Dataset listings of figures
-- begin --

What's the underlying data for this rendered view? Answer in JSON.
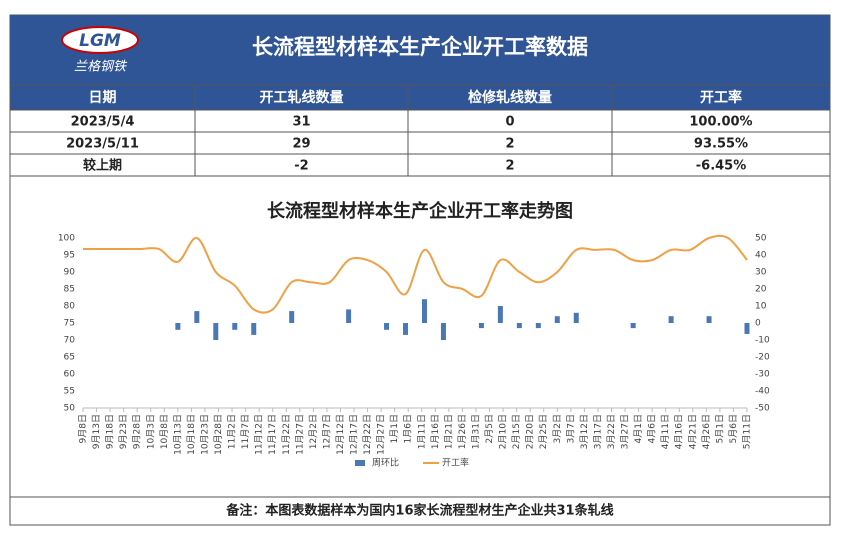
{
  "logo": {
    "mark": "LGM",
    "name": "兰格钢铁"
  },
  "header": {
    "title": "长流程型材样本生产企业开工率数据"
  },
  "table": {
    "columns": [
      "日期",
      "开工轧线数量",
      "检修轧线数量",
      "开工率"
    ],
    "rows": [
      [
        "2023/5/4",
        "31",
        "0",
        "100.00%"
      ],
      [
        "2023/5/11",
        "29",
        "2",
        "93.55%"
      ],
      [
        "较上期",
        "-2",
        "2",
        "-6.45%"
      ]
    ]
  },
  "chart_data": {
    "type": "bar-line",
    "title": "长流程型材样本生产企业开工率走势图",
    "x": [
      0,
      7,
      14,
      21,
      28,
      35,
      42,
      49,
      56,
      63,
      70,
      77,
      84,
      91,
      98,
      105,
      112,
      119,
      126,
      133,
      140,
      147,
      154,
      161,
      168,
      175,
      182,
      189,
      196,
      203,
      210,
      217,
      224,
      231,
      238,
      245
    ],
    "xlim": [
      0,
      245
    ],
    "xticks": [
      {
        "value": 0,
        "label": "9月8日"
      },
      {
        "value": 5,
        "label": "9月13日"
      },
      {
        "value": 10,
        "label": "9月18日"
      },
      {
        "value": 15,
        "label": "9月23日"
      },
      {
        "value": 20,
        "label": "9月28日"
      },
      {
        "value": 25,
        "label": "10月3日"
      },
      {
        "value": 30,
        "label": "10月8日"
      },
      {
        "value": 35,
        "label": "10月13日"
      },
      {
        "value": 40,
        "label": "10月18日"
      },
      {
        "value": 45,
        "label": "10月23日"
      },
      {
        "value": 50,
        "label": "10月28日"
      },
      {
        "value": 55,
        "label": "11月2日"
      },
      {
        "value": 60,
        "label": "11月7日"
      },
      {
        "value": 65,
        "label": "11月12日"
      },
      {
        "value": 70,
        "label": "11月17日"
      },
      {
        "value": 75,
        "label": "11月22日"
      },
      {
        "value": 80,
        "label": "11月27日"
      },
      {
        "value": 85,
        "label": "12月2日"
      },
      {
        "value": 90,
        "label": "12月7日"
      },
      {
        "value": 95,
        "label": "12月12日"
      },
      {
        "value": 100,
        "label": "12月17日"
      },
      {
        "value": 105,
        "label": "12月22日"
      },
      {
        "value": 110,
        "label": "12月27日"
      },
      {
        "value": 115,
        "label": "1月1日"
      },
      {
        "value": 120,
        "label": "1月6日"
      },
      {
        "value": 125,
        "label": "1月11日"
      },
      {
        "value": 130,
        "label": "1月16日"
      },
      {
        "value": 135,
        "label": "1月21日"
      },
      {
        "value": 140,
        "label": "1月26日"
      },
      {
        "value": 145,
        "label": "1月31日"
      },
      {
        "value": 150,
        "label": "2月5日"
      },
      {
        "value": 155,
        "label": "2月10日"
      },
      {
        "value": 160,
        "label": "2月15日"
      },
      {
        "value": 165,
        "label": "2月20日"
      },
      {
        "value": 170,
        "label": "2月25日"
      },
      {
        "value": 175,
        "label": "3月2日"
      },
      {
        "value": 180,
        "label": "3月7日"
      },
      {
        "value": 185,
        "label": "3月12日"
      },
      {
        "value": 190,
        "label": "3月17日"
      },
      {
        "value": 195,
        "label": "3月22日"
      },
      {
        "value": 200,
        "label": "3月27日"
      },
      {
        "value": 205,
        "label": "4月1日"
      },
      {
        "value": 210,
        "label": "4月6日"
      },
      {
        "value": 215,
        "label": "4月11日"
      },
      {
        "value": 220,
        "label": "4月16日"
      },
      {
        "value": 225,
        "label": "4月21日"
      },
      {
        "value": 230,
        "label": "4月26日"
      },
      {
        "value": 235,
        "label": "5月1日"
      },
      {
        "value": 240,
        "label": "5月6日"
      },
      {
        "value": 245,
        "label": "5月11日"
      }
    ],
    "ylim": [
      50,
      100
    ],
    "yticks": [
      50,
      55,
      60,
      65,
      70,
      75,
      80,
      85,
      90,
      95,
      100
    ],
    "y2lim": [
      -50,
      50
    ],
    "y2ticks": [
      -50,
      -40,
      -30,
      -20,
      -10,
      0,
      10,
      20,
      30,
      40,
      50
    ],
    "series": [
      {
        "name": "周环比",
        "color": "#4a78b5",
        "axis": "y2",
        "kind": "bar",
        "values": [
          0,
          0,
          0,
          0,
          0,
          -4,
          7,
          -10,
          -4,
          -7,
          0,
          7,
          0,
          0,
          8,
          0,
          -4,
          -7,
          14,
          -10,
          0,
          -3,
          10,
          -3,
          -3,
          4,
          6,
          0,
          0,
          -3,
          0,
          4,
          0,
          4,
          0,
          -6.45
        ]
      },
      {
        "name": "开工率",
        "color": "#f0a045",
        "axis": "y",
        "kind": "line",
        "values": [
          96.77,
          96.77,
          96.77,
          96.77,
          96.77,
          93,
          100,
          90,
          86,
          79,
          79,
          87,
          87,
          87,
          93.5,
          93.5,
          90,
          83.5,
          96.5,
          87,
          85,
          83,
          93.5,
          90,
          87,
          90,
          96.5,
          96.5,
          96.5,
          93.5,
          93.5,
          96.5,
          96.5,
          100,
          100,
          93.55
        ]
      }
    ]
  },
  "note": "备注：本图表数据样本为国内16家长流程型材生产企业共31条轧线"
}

-- end --
-- begin --

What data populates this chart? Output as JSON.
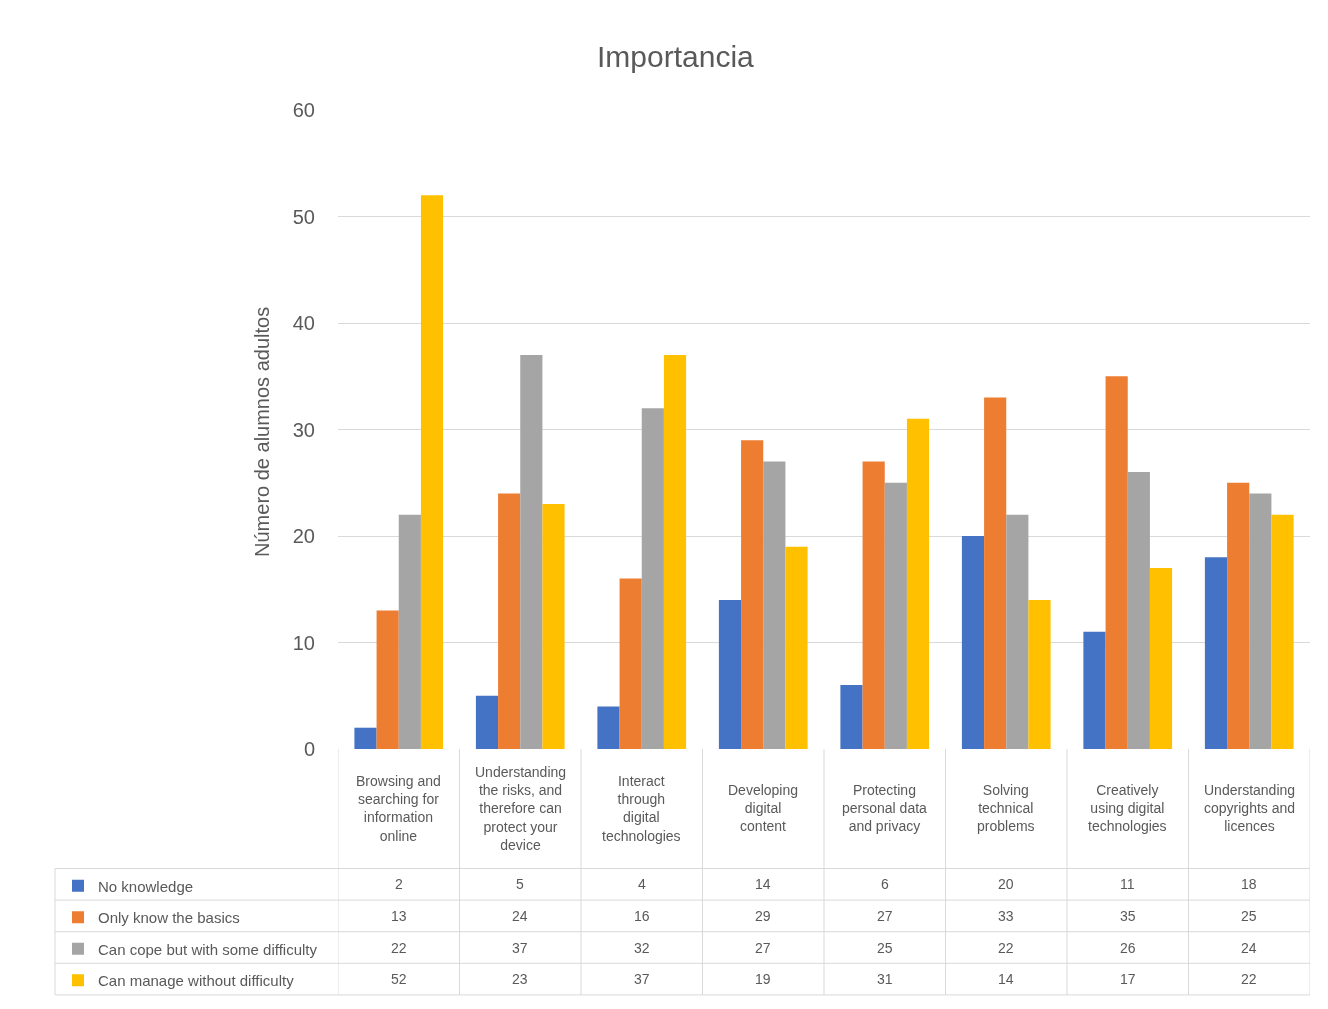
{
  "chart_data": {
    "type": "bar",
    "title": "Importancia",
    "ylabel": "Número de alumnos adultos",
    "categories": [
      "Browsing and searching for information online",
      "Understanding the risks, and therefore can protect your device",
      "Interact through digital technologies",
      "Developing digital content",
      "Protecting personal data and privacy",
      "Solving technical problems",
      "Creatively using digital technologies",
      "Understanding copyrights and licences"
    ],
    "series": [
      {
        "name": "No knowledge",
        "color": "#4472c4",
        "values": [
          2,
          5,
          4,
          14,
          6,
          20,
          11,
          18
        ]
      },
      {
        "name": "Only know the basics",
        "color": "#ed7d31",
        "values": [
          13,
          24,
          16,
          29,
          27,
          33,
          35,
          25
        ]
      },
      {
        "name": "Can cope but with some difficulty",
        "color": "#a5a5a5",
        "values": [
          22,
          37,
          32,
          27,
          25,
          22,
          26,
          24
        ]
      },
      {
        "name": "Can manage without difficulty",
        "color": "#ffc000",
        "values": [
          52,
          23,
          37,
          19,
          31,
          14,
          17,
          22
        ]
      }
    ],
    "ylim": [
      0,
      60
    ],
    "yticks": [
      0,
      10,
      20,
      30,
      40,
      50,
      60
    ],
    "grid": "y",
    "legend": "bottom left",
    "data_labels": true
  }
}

-- end --

**CHALLENGE**
Which lines contain "Understanding"? Copy each of them out.

**ANSWER BELOW**
      "Understanding the risks, and therefore can protect your device",
      "Understanding copyrights and licences"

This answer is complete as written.